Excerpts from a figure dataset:
※
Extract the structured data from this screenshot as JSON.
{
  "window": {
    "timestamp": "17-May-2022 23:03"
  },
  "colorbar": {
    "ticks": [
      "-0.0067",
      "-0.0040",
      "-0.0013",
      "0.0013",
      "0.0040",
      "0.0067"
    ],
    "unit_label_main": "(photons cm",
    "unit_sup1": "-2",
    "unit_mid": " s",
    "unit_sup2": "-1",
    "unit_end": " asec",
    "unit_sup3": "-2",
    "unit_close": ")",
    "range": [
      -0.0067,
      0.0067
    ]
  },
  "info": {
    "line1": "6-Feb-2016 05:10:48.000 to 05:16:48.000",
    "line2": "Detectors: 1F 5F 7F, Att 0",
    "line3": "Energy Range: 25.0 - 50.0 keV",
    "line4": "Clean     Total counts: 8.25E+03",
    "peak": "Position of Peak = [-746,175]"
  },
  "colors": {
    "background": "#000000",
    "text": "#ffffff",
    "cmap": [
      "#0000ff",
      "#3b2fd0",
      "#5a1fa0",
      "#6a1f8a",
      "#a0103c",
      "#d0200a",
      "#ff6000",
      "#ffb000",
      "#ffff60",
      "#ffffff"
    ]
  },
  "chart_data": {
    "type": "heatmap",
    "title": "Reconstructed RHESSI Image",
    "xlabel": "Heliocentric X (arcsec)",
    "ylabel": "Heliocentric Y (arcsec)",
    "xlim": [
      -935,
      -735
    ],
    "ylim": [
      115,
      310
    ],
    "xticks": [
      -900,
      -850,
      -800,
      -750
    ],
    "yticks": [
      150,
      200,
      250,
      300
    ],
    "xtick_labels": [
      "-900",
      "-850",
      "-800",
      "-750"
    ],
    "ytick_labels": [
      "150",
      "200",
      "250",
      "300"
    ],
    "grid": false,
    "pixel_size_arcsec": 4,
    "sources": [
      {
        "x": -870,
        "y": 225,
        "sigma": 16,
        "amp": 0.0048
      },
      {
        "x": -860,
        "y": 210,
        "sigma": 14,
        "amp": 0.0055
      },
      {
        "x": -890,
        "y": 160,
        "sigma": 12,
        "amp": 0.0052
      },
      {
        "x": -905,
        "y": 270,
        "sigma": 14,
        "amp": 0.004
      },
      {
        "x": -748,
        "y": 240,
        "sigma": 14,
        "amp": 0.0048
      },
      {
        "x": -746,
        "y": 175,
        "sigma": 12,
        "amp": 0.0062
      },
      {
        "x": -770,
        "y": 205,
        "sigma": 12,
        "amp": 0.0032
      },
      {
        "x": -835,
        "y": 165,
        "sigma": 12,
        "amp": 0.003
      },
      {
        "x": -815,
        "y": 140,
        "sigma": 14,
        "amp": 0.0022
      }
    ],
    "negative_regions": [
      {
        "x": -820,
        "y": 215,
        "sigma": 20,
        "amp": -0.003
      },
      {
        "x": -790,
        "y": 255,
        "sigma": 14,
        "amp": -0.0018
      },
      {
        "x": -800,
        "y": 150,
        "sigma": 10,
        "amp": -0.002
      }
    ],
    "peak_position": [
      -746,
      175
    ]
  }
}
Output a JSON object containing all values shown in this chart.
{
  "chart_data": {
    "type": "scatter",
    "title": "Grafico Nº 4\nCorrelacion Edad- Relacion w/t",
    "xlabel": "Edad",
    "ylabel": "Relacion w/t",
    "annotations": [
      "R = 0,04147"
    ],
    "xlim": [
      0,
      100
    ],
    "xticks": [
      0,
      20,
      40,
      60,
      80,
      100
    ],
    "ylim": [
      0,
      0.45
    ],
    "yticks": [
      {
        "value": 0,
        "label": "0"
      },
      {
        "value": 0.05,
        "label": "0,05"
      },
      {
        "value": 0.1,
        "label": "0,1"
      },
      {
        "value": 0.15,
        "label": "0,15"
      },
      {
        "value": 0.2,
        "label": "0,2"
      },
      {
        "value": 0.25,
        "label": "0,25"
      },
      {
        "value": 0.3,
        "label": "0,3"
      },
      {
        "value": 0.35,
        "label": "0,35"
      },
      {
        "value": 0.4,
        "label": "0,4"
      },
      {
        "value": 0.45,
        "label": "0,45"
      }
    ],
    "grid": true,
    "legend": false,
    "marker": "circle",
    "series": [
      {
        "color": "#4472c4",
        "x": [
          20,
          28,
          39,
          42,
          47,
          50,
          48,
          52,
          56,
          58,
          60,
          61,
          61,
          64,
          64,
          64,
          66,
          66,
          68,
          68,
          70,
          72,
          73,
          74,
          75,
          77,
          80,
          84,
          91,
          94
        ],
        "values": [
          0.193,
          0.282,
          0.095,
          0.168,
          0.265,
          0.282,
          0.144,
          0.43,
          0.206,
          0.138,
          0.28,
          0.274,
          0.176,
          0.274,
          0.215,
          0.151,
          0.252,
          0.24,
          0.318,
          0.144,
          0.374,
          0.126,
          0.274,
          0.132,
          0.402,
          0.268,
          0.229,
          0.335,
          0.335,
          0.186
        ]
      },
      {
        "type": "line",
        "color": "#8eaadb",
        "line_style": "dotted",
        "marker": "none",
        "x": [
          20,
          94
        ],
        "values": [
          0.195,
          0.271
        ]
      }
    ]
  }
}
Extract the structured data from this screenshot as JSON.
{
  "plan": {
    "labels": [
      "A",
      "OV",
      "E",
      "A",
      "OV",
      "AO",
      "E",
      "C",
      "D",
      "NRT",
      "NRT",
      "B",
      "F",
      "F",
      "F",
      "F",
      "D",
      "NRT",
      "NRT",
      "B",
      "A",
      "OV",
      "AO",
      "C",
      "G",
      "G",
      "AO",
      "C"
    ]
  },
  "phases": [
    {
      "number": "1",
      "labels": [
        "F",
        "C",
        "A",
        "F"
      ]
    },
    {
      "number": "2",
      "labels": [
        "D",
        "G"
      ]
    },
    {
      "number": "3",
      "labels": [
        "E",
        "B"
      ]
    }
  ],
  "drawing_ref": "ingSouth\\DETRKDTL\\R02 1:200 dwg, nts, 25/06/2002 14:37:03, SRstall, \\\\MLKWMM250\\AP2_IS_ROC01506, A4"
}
※
Copy each line of the listing that contains the string "Relacion".

    "title": "Grafico Nº 4\nCorrelacion Edad- Relacion w/t",
    "ylabel": "Relacion w/t",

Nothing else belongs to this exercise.